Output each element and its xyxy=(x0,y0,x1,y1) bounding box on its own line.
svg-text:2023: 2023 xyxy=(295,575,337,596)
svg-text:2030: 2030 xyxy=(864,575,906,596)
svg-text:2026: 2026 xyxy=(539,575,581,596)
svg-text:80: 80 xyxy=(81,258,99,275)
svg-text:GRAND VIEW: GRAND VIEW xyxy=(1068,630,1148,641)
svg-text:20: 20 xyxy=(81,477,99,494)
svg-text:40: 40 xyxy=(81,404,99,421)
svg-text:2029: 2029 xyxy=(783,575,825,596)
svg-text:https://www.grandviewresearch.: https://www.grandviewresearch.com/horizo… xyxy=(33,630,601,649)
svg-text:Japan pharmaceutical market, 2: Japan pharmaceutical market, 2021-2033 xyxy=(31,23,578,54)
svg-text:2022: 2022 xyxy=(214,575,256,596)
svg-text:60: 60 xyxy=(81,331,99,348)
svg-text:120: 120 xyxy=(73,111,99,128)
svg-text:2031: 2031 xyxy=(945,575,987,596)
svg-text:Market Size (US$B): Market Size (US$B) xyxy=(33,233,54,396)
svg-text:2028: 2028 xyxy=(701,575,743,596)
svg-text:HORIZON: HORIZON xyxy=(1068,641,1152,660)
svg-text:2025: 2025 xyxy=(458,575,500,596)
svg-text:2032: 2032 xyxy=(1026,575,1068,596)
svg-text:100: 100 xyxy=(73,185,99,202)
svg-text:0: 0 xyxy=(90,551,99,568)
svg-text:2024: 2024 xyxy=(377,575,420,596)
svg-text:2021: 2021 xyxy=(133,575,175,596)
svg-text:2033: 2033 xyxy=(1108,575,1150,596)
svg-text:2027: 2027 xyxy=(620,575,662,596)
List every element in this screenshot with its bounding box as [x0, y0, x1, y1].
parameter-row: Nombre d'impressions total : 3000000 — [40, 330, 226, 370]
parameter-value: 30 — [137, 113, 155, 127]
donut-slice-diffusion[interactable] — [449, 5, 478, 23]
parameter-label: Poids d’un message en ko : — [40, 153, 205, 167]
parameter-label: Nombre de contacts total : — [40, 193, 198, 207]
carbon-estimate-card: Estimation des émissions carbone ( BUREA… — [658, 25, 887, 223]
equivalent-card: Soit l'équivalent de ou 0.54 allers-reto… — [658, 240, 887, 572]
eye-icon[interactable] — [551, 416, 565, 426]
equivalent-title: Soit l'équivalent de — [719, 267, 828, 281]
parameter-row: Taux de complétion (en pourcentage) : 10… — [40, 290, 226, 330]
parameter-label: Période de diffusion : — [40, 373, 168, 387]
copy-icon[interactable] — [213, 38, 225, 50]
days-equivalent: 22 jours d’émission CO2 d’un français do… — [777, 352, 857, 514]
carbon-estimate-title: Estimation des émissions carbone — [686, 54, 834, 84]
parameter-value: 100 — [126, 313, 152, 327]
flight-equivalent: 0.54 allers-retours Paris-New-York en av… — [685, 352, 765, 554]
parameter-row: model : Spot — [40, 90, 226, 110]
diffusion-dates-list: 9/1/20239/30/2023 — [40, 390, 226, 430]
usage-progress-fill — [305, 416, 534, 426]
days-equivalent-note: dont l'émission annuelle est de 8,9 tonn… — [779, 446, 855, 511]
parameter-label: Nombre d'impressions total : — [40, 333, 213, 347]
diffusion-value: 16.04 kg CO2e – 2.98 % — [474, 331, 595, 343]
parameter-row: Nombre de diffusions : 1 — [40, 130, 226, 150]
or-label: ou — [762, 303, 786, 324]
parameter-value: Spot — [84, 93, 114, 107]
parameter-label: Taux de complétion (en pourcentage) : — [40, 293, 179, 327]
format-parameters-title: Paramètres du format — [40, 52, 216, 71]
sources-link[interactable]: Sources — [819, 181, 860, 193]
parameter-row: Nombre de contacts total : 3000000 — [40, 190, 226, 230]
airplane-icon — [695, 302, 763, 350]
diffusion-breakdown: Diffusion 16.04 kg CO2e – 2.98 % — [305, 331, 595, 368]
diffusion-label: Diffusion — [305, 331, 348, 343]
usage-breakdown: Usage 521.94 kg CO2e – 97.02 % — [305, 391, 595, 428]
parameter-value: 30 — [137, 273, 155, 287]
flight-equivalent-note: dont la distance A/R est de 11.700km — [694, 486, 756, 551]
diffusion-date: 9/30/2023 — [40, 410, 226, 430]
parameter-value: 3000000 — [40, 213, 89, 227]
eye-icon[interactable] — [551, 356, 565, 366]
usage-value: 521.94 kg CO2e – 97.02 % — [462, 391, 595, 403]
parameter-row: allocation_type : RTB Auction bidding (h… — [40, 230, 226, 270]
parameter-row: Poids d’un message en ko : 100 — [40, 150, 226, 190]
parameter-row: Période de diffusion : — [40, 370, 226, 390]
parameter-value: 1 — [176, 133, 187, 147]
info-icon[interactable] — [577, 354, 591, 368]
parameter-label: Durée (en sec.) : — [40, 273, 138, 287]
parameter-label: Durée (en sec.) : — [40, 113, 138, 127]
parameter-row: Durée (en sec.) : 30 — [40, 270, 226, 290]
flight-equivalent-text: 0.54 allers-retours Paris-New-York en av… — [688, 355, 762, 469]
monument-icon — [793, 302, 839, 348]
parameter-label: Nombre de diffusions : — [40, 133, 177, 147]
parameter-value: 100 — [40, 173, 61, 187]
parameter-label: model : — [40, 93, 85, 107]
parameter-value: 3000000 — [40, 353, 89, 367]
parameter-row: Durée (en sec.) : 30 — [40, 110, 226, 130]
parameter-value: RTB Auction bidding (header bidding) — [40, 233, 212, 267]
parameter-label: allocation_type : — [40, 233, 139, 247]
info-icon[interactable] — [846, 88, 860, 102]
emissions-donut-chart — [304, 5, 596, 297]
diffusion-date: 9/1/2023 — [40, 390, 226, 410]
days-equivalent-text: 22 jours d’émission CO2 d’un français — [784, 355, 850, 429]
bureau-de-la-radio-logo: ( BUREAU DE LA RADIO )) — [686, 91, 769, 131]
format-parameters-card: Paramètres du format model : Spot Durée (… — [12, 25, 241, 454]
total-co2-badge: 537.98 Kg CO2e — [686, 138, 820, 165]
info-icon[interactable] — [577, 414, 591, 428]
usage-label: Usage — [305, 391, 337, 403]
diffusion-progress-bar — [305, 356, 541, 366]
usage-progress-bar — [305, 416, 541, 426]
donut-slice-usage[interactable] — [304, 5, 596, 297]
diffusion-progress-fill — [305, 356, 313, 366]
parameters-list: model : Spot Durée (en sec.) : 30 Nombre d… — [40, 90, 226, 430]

Work instructions — Render every line of the entries above as a Markdown table with two columns, No. and Text, numbering the rows in order and omitting any blank lines.

Output of the exercise —
| No. | Text |
|---|---|
| 1 | Output each element and its xyxy=(x0,y0,x1,y1) bounding box on its own line. |
| 2 | svg-text:2023: 2023 xyxy=(295,575,337,596) |
| 3 | svg-text:2030: 2030 xyxy=(864,575,906,596) |
| 4 | svg-text:2026: 2026 xyxy=(539,575,581,596) |
| 5 | svg-text:80: 80 xyxy=(81,258,99,275) |
| 6 | svg-text:GRAND VIEW: GRAND VIEW xyxy=(1068,630,1148,641) |
| 7 | svg-text:20: 20 xyxy=(81,477,99,494) |
| 8 | svg-text:40: 40 xyxy=(81,404,99,421) |
| 9 | svg-text:2029: 2029 xyxy=(783,575,825,596) |
| 10 | svg-text:https://www.grandviewresearch.: https://www.grandviewresearch.com/horizo… xyxy=(33,630,601,649) |
| 11 | svg-text:Japan pharmaceutical market, 2: Japan pharmaceutical market, 2021-2033 xyxy=(31,23,578,54) |
| 12 | svg-text:2022: 2022 xyxy=(214,575,256,596) |
| 13 | svg-text:60: 60 xyxy=(81,331,99,348) |
| 14 | svg-text:120: 120 xyxy=(73,111,99,128) |
| 15 | svg-text:2031: 2031 xyxy=(945,575,987,596) |
| 16 | svg-text:Market Size (US$B): Market Size (US$B) xyxy=(33,233,54,396) |
| 17 | svg-text:2028: 2028 xyxy=(701,575,743,596) |
| 18 | svg-text:HORIZON: HORIZON xyxy=(1068,641,1152,660) |
| 19 | svg-text:2025: 2025 xyxy=(458,575,500,596) |
| 20 | svg-text:2032: 2032 xyxy=(1026,575,1068,596) |
| 21 | svg-text:100: 100 xyxy=(73,185,99,202) |
| 22 | svg-text:0: 0 xyxy=(90,551,99,568) |
| 23 | svg-text:2024: 2024 xyxy=(377,575,420,596) |
| 24 | svg-text:2021: 2021 xyxy=(133,575,175,596) |
| 25 | svg-text:2033: 2033 xyxy=(1108,575,1150,596) |
| 26 | svg-text:2027: 2027 xyxy=(620,575,662,596) |
| 27 | List every element in this screenshot with its bounding box as [x0, y0, x1, y1]. |
| 28 | parameter-row: Nombre d'impressions total : 3000000 — [40, 330, 226, 370] |
| 29 | parameter-value: 30 — [137, 113, 155, 127] |
| 30 | donut-slice-diffusion[interactable] — [449, 5, 478, 23] |
| 31 | parameter-label: Poids d’un message en ko : — [40, 153, 205, 167] |
| 32 | parameter-label: Nombre de contacts total : — [40, 193, 198, 207] |
| 33 | carbon-estimate-card: Estimation des émissions carbone ( BUREA… — [658, 25, 887, 223] |
| 34 | equivalent-card: Soit l'équivalent de ou 0.54 allers-reto… — [658, 240, 887, 572] |
| 35 | eye-icon[interactable] — [551, 416, 565, 426] |
| 36 | equivalent-title: Soit l'équivalent de — [719, 267, 828, 281] |
| 37 | parameter-row: Taux de complétion (en pourcentage) : 10… — [40, 290, 226, 330] |
| 38 | parameter-label: Période de diffusion : — [40, 373, 168, 387] |
| 39 | copy-icon[interactable] — [213, 38, 225, 50] |
| 40 | days-equivalent: 22 jours d’émission CO2 d’un français do… — [777, 352, 857, 514] |
| 41 | carbon-estimate-title: Estimation des émissions carbone — [686, 54, 834, 84] |
| 42 | parameter-value: 100 — [126, 313, 152, 327] |
| 43 | flight-equivalent: 0.54 allers-retours Paris-New-York en av… — [685, 352, 765, 554] |
| 44 | parameter-row: model : Spot — [40, 90, 226, 110] |
| 45 | diffusion-dates-list: 9/1/20239/30/2023 — [40, 390, 226, 430] |
| 46 | usage-progress-fill — [305, 416, 534, 426] |
| 47 | days-equivalent-note: dont l'émission annuelle est de 8,9 tonn… — [779, 446, 855, 511] |
| 48 | parameter-label: Nombre d'impressions total : — [40, 333, 213, 347] |
| 49 | diffusion-value: 16.04 kg CO2e – 2.98 % — [474, 331, 595, 343] |
| 50 | parameter-row: Nombre de diffusions : 1 — [40, 130, 226, 150] |
| 51 | or-label: ou — [762, 303, 786, 324] |
| 52 | parameter-value: Spot — [84, 93, 114, 107] |
| 53 | parameter-label: Taux de complétion (en pourcentage) : — [40, 293, 179, 327] |
| 54 | format-parameters-title: Paramètres du format — [40, 52, 216, 71] |
| 55 | sources-link[interactable]: Sources — [819, 181, 860, 193] |
| 56 | parameter-row: Nombre de contacts total : 3000000 — [40, 190, 226, 230] |
| 57 | airplane-icon — [695, 302, 763, 350] |
| 58 | diffusion-breakdown: Diffusion 16.04 kg CO2e – 2.98 % — [305, 331, 595, 368] |
| 59 | diffusion-label: Diffusion — [305, 331, 348, 343] |
| 60 | usage-breakdown: Usage 521.94 kg CO2e – 97.02 % — [305, 391, 595, 428] |
| 61 | parameter-value: 30 — [137, 273, 155, 287] |
| 62 | flight-equivalent-note: dont la distance A/R est de 11.700km — [694, 486, 756, 551] |
| 63 | diffusion-date: 9/30/2023 — [40, 410, 226, 430] |
| 64 | parameter-value: 3000000 — [40, 213, 89, 227] |
| 65 | eye-icon[interactable] — [551, 356, 565, 366] |
| 66 | usage-value: 521.94 kg CO2e – 97.02 % — [462, 391, 595, 403] |
| 67 | parameter-row: allocation_type : RTB Auction bidding (h… — [40, 230, 226, 270] |
| 68 | parameter-row: Poids d’un message en ko : 100 — [40, 150, 226, 190] |
| 69 | parameter-row: Période de diffusion : — [40, 370, 226, 390] |
| 70 | parameter-value: 1 — [176, 133, 187, 147] |
| 71 | info-icon[interactable] — [577, 354, 591, 368] |
| 72 | parameter-label: Durée (en sec.) : — [40, 273, 138, 287] |
| 73 | parameter-label: Durée (en sec.) : — [40, 113, 138, 127] |
| 74 | parameter-row: Durée (en sec.) : 30 — [40, 270, 226, 290] |
| 75 | flight-equivalent-text: 0.54 allers-retours Paris-New-York en av… — [688, 355, 762, 469] |
| 76 | monument-icon — [793, 302, 839, 348] |
| 77 | parameter-label: Nombre de diffusions : — [40, 133, 177, 147] |
| 78 | parameter-value: 100 — [40, 173, 61, 187] |
| 79 | parameter-label: model : — [40, 93, 85, 107] |
| 80 | parameter-value: 3000000 — [40, 353, 89, 367] |
| 81 | parameter-row: Durée (en sec.) : 30 — [40, 110, 226, 130] |
| 82 | parameter-value: RTB Auction bidding (header bidding) — [40, 233, 212, 267] |
| 83 | parameter-label: allocation_type : — [40, 233, 139, 247] |
| 84 | info-icon[interactable] — [846, 88, 860, 102] |
| 85 | emissions-donut-chart — [304, 5, 596, 297] |
| 86 | diffusion-date: 9/1/2023 — [40, 390, 226, 410] |
| 87 | days-equivalent-text: 22 jours d’émission CO2 d’un français — [784, 355, 850, 429] |
| 88 | bureau-de-la-radio-logo: ( BUREAU DE LA RADIO )) — [686, 91, 769, 131] |
| 89 | format-parameters-card: Paramètres du format model : Spot Durée (… — [12, 25, 241, 454] |
| 90 | total-co2-badge: 537.98 Kg CO2e — [686, 138, 820, 165] |
| 91 | info-icon[interactable] — [577, 414, 591, 428] |
| 92 | usage-label: Usage — [305, 391, 337, 403] |
| 93 | diffusion-progress-bar — [305, 356, 541, 366] |
| 94 | usage-progress-bar — [305, 416, 541, 426] |
| 95 | donut-slice-usage[interactable] — [304, 5, 596, 297] |
| 96 | diffusion-progress-fill — [305, 356, 313, 366] |
| 97 | parameters-list: model : Spot Durée (en sec.) : 30 Nombre d… — [40, 90, 226, 430] |